Problem to solve
Each entry must be reproduced precisely as it stands.

Data to process
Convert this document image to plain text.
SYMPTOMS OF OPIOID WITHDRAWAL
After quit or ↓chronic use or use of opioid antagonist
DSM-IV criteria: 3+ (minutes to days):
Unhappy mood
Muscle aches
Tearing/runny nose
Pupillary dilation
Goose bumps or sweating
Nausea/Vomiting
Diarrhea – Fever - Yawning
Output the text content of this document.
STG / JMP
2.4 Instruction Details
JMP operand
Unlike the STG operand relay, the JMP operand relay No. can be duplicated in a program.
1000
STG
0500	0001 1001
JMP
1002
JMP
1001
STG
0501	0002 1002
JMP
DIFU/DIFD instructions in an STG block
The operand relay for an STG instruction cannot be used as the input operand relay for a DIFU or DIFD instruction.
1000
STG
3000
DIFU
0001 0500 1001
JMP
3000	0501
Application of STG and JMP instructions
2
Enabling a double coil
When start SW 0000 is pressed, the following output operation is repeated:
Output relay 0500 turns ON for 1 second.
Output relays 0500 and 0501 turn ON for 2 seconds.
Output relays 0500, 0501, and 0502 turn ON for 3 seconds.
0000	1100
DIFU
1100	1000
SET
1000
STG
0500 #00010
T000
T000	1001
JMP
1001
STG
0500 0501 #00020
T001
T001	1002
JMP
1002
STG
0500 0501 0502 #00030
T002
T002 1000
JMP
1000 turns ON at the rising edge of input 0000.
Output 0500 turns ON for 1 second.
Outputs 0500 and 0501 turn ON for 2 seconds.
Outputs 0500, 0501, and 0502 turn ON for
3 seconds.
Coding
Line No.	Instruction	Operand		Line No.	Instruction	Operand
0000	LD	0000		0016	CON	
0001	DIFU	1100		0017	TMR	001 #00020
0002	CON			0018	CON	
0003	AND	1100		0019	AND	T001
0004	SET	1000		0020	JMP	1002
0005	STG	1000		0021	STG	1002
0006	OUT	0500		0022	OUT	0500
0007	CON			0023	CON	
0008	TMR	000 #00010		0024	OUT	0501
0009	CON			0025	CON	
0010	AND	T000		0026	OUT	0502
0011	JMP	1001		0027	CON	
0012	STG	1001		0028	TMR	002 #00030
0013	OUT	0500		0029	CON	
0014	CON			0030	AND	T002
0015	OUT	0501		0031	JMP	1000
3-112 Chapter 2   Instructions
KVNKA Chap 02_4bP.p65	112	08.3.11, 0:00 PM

Result of the task
Convert this document image to plain text.
SYMPTOMS OF OPIOID WITHDRAWAL
After quit or ↓chronic use or use of opioid antagonist
DSM-IV criteria: 3+ (minutes to days):
Unhappy mood
Muscle aches
Tearing/runny nose
Pupillary dilation
Goose bumps or sweating
Nausea/Vomiting
Diarrhea – Fever - Yawning
Output the text content of this document.
STG / JMP
2.4 Instruction Details
JMP operand
Unlike the STG operand relay, the JMP operand relay No. can be duplicated in a program.
1000
STG
0500	0001 1001
JMP
1002
JMP
1001
STG
0501	0002 1002
JMP
DIFU/DIFD instructions in an STG block
The operand relay for an STG instruction cannot be used as the input operand relay for a DIFU or DIFD instruction.
1000
STG
3000
DIFU
0001 0500 1001
JMP
3000	0501
Application of STG and JMP instructions
2
Enabling a double coil
When start SW 0000 is pressed, the following output operation is repeated:
Output relay 0500 turns ON for 1 second.
Output relays 0500 and 0501 turn ON for 2 seconds.
Output relays 0500, 0501, and 0502 turn ON for 3 seconds.
0000	1100
DIFU
1100	1000
SET
1000
STG
0500 #00010
T000
T000	1001
JMP
1001
STG
0500 0501 #00020
T001
T001	1002
JMP
1002
STG
0500 0501 0502 #00030
T002
T002 1000
JMP
1000 turns ON at the rising edge of input 0000.
Output 0500 turns ON for 1 second.
Outputs 0500 and 0501 turn ON for 2 seconds.
Outputs 0500, 0501, and 0502 turn ON for
3 seconds.
Coding
Line No.	Instruction	Operand		Line No.	Instruction	Operand
0000	LD	0000		0016	CON	
0001	DIFU	1100		0017	TMR	001 #00020
0002	CON			0018	CON	
0003	AND	1100		0019	AND	T001
0004	SET	1000		0020	JMP	1002
0005	STG	1000		0021	STG	1002
0006	OUT	0500		0022	OUT	0500
0007	CON			0023	CON	
0008	TMR	000 #00010		0024	OUT	0501
0009	CON			0025	CON	
0010	AND	T000		0026	OUT	0502
0011	JMP	1001		0027	CON	
0012	STG	1001		0028	TMR	002 #00030
0013	OUT	0500		0029	CON	
0014	CON			0030	AND	T002
0015	OUT	0501		0031	JMP	1000
3-112 Chapter 2   Instructions
KVNKA Chap 02_4bP.p65	112	08.3.11, 0:00 PM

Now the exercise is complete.